# TO BE DONE:
Wherever the string "Nice" shows up in a line, count that line. Give the total alone.

# DATA FOR THIS EXERCISE:
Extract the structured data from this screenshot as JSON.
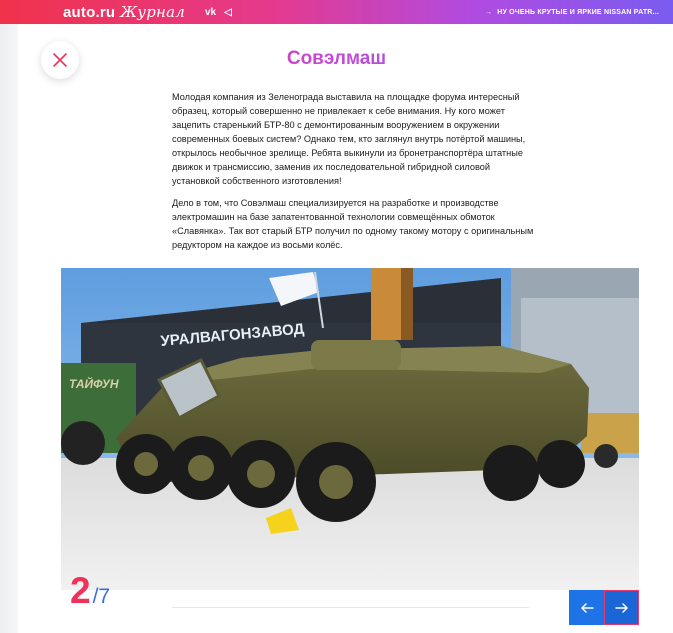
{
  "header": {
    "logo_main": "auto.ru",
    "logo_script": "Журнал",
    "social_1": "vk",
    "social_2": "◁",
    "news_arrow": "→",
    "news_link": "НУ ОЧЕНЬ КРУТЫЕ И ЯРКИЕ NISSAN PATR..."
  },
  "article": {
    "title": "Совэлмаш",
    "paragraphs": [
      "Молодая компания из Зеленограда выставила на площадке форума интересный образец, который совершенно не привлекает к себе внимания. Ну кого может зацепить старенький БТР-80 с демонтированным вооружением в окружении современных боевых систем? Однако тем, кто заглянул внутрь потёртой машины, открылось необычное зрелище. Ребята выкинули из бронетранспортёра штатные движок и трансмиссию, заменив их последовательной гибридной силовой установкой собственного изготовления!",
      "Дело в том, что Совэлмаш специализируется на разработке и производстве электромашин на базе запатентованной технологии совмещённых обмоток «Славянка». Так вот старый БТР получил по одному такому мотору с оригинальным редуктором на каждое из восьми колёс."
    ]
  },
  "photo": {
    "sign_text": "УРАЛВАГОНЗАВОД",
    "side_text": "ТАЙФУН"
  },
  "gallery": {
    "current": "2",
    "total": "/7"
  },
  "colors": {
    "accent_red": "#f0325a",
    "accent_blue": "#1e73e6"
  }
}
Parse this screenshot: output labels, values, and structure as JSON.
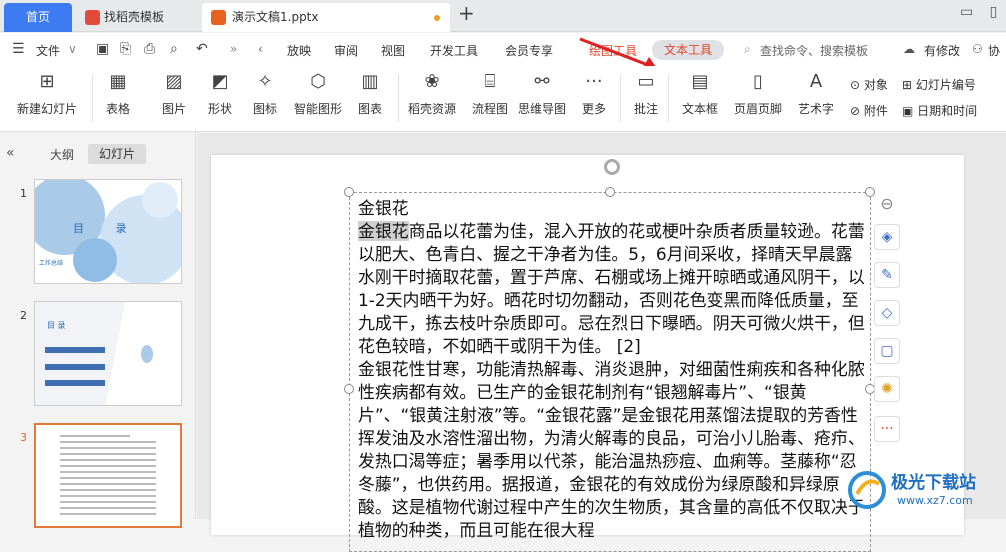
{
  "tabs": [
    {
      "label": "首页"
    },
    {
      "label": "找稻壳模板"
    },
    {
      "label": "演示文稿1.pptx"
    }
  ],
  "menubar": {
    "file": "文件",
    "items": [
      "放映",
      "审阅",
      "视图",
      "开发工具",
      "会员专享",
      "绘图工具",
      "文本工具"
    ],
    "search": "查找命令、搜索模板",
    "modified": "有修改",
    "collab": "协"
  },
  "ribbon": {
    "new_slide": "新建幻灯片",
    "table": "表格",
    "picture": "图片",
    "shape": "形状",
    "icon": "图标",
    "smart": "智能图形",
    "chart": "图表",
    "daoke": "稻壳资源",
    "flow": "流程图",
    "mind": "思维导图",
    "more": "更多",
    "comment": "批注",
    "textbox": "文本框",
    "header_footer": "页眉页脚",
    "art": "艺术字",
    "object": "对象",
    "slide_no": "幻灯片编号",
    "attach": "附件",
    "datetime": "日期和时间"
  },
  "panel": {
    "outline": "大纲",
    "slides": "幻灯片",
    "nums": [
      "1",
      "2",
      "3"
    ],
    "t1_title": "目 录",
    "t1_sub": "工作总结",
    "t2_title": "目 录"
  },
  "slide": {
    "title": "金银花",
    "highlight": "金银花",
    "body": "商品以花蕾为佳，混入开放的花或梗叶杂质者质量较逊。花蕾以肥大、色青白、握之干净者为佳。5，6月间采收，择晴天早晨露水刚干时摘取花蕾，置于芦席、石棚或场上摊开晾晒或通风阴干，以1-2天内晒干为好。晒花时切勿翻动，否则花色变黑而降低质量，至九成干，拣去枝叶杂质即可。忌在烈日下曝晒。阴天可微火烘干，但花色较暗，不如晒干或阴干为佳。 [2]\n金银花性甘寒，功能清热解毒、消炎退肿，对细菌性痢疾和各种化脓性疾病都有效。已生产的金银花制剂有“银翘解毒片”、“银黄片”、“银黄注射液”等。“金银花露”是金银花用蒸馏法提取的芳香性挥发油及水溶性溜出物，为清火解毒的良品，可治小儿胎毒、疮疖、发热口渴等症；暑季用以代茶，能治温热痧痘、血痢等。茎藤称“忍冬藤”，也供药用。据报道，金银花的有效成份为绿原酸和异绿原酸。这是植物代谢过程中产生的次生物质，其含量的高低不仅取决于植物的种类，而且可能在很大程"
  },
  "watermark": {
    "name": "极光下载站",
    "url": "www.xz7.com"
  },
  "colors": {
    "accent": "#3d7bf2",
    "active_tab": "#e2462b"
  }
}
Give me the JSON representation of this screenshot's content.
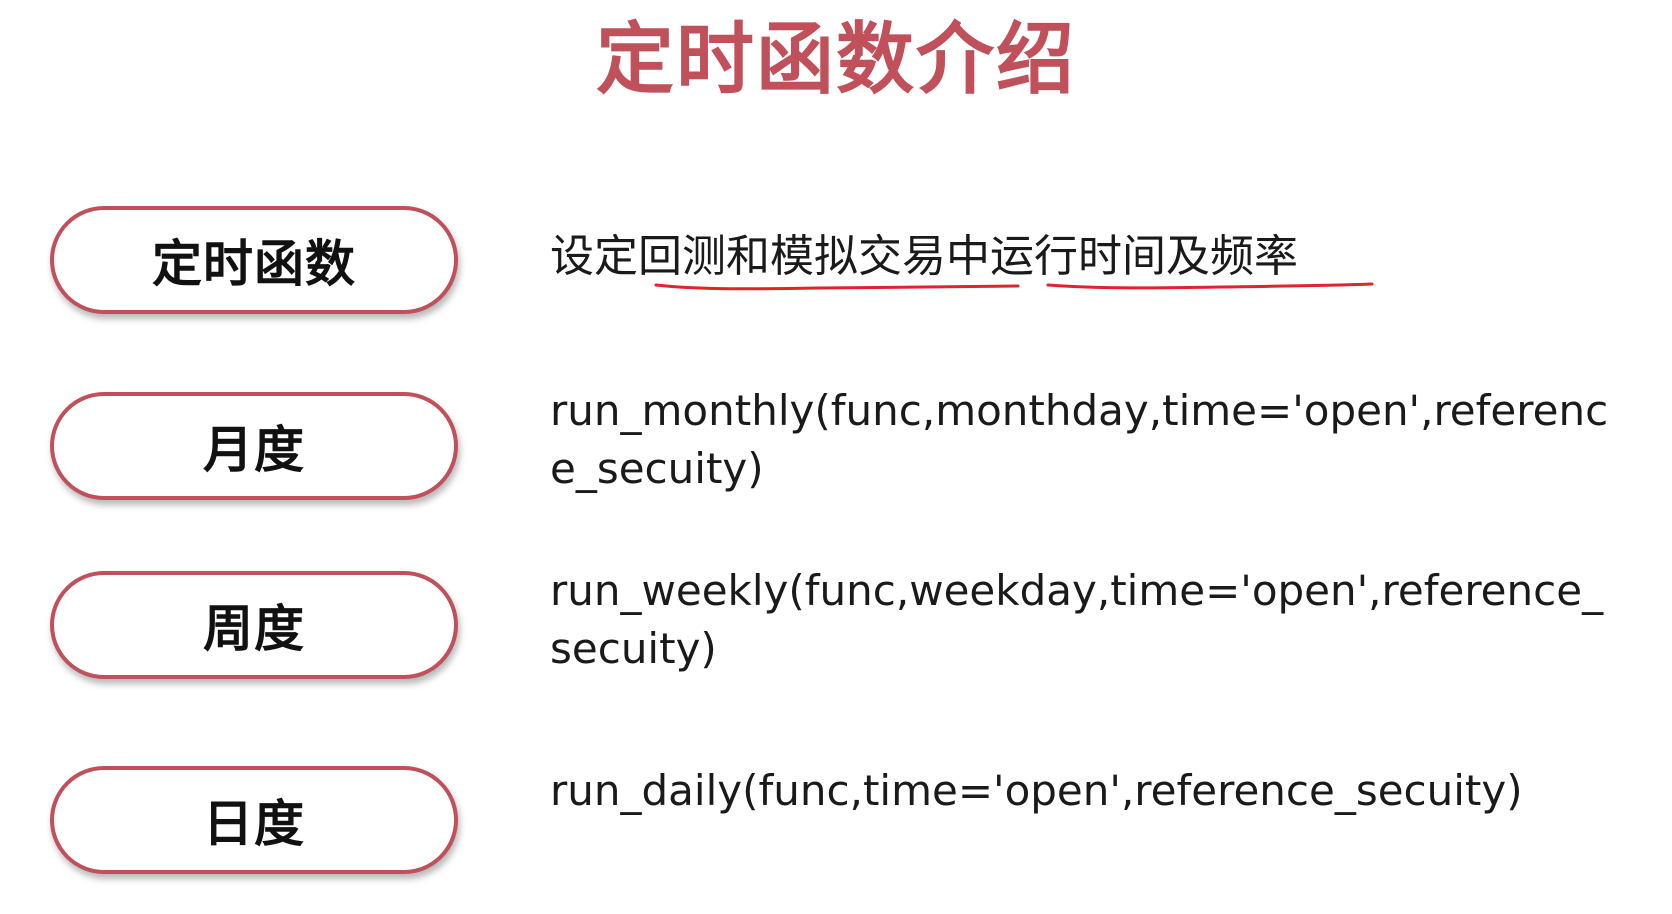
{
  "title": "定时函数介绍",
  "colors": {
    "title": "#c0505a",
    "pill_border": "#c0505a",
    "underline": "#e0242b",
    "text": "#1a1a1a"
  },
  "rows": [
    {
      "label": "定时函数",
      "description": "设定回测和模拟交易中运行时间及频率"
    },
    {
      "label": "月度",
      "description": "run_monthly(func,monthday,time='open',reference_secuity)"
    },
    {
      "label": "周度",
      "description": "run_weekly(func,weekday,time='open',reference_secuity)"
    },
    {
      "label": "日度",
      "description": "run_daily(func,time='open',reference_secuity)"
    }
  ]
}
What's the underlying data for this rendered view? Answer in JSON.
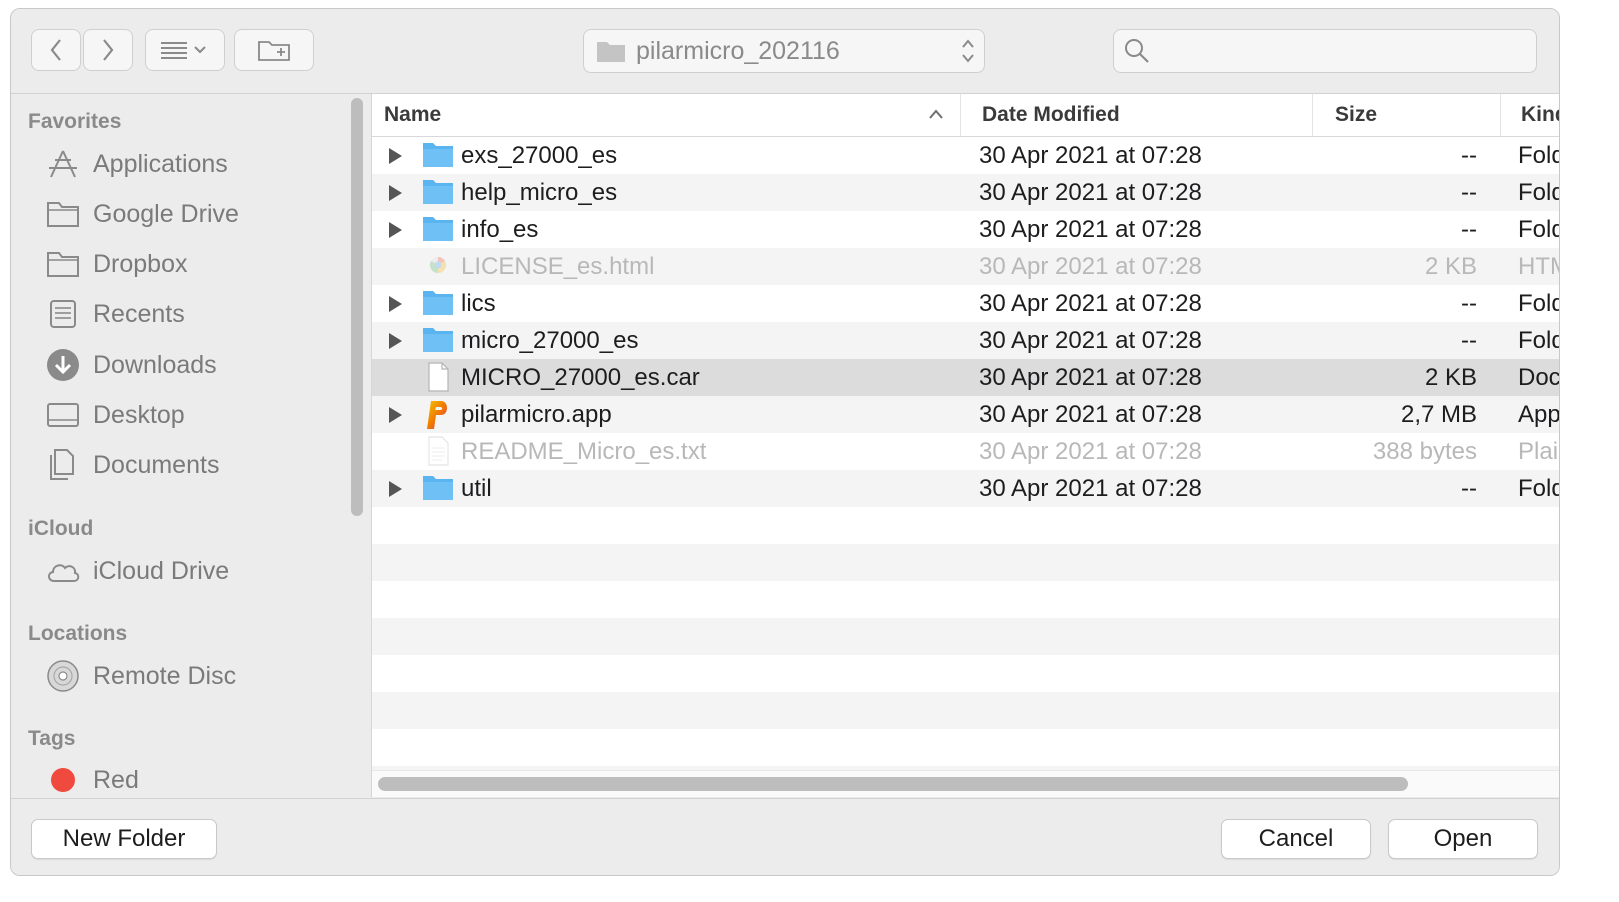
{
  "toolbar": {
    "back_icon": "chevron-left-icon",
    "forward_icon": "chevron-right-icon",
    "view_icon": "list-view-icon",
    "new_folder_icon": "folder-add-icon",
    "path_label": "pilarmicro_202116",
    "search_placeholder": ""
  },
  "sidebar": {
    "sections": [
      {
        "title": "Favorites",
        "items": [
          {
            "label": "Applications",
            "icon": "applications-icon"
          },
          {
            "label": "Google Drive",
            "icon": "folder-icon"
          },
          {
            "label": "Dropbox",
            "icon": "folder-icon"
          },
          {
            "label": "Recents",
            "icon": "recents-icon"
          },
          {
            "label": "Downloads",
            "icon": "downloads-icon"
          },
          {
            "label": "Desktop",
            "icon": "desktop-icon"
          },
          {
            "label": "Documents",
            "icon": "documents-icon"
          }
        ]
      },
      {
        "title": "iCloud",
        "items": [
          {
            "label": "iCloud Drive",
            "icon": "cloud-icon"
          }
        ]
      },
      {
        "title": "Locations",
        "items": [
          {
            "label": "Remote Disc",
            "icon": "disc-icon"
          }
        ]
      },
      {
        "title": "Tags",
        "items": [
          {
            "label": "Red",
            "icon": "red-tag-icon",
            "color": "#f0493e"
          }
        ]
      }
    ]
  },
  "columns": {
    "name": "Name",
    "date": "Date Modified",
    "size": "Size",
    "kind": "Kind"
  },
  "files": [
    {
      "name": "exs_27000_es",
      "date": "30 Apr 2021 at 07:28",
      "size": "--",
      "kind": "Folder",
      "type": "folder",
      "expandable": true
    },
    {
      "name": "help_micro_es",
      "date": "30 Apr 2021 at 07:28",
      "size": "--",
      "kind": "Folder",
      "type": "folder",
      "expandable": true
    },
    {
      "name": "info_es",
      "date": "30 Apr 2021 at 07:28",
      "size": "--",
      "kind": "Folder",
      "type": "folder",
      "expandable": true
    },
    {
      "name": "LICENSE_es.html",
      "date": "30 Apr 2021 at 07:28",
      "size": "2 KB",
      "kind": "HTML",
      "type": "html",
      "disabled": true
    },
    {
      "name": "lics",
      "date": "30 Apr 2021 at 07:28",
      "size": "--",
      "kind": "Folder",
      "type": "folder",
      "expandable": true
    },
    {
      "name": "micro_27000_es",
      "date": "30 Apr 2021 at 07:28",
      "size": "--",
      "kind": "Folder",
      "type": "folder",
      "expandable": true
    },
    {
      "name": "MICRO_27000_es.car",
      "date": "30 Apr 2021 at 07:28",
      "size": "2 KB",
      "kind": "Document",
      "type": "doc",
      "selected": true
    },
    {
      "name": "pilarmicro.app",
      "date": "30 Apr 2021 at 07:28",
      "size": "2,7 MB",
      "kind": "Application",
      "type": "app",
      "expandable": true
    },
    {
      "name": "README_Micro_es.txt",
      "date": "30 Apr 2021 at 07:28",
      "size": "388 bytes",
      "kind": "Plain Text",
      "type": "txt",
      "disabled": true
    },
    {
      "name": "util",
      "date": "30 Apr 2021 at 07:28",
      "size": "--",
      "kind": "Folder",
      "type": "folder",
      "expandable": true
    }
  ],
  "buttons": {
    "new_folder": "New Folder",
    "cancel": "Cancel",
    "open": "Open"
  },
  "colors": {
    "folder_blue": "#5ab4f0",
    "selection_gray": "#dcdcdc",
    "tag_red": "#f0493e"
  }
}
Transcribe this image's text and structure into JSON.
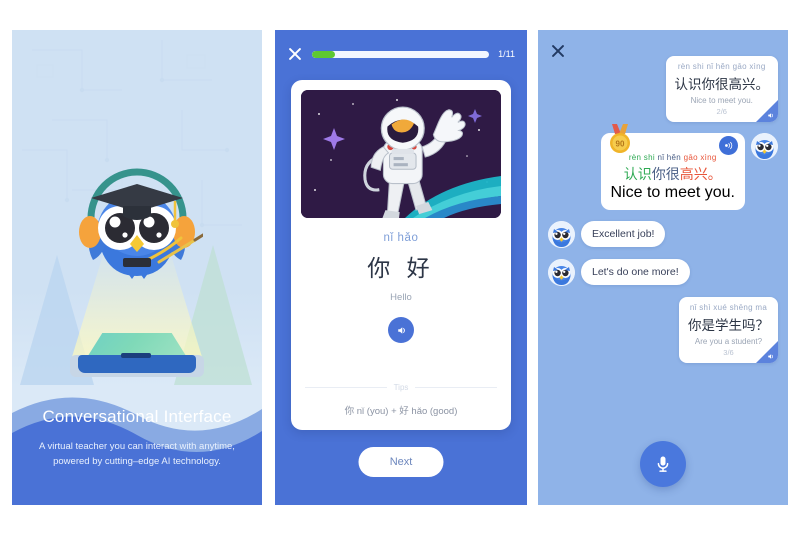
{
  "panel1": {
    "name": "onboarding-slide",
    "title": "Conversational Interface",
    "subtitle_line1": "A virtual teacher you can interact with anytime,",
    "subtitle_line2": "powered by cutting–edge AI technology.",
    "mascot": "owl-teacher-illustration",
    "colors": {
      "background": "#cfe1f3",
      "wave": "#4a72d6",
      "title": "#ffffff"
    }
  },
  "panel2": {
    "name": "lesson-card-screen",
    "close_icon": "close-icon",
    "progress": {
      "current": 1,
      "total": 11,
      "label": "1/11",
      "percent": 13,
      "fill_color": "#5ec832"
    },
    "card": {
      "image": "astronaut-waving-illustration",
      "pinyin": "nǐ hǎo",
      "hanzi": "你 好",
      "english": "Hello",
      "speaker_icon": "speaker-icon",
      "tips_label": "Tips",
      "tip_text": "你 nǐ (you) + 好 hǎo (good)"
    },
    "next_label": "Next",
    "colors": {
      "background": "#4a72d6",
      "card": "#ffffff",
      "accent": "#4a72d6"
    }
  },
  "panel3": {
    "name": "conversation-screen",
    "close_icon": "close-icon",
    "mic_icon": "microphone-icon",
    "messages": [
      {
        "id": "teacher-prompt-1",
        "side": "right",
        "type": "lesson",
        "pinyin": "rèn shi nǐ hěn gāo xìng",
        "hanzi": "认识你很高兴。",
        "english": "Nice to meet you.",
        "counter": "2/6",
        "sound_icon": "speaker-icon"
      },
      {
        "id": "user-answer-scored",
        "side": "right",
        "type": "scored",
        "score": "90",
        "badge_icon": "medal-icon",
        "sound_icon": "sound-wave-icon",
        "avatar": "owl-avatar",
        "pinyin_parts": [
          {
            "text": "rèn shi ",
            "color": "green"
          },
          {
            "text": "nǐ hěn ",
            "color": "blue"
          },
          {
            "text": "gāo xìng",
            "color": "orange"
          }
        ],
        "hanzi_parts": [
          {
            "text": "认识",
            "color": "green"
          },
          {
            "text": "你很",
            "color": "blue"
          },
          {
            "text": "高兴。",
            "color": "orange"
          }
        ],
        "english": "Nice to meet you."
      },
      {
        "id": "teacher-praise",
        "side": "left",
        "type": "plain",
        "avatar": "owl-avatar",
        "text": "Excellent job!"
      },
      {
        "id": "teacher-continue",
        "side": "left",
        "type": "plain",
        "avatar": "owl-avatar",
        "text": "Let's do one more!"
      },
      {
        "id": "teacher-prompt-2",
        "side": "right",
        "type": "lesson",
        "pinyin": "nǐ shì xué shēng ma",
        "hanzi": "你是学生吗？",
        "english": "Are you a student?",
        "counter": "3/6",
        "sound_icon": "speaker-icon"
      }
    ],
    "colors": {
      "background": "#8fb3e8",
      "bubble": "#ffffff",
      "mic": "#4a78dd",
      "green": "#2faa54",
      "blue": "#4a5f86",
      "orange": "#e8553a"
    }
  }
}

# RESPONSE:
2